Find the lines that hold "title". Report only how many there are.

# start of Information provided

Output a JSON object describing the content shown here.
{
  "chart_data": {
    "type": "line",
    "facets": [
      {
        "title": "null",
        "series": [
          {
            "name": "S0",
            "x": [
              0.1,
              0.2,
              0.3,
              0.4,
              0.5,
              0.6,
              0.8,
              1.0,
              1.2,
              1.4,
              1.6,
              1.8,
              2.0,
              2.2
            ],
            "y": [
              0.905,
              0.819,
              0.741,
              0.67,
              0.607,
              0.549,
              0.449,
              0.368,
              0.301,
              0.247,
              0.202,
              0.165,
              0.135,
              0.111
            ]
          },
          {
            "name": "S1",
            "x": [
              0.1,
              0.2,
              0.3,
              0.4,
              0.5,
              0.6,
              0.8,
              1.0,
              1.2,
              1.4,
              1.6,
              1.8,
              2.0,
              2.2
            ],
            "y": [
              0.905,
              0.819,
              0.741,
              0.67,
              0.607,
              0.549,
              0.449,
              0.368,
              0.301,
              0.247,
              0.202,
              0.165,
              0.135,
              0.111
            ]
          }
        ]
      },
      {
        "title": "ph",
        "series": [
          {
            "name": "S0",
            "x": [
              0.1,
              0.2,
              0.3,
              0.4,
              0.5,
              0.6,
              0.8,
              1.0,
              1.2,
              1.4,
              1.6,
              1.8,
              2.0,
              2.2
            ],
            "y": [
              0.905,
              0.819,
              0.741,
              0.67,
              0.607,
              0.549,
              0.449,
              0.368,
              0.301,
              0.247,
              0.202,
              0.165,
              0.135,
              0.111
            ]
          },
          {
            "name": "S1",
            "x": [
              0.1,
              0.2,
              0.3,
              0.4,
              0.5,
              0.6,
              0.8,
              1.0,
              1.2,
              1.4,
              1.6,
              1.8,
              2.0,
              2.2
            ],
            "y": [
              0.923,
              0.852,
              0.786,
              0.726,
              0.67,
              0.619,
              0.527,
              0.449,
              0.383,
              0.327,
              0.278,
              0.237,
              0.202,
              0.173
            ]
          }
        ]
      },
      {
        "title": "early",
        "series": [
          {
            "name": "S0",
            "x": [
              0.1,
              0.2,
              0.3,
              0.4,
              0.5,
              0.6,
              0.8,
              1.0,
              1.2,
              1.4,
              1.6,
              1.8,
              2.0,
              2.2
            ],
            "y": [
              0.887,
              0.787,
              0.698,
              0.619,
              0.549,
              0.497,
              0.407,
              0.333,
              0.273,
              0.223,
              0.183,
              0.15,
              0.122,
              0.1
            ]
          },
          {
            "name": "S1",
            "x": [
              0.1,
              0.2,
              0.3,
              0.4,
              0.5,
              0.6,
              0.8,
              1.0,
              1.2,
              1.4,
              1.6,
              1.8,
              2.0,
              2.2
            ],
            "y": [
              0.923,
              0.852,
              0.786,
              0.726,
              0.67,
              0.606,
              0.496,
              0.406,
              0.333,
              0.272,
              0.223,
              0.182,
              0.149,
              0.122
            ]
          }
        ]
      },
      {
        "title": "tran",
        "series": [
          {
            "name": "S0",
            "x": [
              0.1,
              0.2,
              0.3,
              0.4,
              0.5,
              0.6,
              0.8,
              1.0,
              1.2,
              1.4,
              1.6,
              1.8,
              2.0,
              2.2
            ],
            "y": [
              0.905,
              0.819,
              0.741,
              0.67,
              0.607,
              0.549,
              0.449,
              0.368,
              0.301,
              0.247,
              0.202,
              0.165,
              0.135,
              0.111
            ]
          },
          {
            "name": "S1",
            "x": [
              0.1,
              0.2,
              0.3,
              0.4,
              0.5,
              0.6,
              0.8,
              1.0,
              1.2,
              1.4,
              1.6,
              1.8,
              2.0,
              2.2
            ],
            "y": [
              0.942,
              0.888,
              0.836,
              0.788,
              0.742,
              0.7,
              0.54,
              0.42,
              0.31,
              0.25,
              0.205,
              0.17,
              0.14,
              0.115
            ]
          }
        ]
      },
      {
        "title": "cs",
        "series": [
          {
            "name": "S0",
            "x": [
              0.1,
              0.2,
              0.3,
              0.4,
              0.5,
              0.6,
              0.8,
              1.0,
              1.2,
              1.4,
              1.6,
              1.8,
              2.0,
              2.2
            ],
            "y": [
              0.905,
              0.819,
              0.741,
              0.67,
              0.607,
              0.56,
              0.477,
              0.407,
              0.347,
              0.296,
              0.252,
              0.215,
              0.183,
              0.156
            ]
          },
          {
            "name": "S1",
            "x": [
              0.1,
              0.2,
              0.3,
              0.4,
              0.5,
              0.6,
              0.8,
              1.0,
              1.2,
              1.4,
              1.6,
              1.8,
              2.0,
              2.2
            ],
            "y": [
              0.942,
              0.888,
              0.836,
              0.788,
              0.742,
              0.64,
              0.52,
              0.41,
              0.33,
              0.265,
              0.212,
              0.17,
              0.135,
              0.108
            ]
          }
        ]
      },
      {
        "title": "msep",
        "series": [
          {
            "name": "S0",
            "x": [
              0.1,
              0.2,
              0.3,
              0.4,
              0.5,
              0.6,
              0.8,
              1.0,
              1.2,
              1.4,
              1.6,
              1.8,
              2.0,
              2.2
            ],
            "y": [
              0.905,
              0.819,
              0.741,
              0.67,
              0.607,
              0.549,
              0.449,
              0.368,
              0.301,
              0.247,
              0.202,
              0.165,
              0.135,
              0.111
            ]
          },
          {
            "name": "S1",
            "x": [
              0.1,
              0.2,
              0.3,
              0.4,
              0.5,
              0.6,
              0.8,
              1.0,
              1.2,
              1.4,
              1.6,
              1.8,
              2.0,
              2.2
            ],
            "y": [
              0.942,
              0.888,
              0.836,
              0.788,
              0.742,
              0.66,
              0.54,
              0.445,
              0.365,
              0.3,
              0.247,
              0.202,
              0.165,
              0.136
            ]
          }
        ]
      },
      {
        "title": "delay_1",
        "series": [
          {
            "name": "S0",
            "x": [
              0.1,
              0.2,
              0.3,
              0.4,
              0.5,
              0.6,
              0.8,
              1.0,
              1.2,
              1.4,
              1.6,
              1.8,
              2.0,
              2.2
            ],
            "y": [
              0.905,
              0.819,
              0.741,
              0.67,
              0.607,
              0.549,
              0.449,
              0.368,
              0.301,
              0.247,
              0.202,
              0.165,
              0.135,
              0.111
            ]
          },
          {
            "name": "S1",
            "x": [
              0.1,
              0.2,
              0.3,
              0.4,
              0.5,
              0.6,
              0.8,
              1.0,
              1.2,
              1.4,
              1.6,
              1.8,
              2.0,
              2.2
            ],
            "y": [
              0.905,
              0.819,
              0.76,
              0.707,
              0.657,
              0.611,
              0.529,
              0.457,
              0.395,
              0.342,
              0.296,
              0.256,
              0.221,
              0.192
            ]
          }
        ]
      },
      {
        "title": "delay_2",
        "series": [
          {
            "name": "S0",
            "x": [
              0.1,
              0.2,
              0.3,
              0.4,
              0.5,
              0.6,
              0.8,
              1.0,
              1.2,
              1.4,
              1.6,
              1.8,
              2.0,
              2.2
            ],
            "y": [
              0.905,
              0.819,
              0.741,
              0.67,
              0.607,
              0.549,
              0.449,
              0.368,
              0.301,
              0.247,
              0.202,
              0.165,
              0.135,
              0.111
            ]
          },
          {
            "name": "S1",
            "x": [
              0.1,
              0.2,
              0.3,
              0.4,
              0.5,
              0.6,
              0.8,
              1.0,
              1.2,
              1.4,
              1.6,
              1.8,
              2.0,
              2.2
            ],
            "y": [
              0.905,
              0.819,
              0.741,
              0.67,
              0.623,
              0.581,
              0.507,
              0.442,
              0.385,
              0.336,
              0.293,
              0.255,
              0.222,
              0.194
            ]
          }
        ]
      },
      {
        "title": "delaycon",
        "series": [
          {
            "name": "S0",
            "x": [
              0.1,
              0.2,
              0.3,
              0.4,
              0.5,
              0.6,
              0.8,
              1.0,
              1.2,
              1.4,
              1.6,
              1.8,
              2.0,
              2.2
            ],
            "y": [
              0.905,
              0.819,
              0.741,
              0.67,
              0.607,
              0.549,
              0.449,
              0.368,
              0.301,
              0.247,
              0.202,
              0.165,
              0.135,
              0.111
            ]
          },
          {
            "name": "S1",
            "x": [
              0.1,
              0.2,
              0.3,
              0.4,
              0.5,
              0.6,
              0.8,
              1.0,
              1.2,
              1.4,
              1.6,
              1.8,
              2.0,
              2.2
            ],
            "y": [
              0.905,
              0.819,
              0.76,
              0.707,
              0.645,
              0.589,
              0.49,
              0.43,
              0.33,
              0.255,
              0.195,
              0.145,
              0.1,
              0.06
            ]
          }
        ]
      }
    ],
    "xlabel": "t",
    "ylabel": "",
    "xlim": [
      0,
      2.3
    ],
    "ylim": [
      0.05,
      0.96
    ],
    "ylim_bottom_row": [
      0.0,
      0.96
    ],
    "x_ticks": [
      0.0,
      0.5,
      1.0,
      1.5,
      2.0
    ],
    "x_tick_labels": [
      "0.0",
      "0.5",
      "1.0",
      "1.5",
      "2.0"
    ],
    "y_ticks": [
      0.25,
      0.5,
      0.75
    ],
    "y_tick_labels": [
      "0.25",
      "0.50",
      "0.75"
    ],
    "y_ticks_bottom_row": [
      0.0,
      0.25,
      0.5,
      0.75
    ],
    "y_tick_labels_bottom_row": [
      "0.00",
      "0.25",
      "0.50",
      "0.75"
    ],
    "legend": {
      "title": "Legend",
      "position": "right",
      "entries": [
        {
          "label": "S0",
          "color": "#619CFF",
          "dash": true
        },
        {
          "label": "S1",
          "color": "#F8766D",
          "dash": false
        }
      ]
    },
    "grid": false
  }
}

# end of Information provided

▶ **Written response**: 10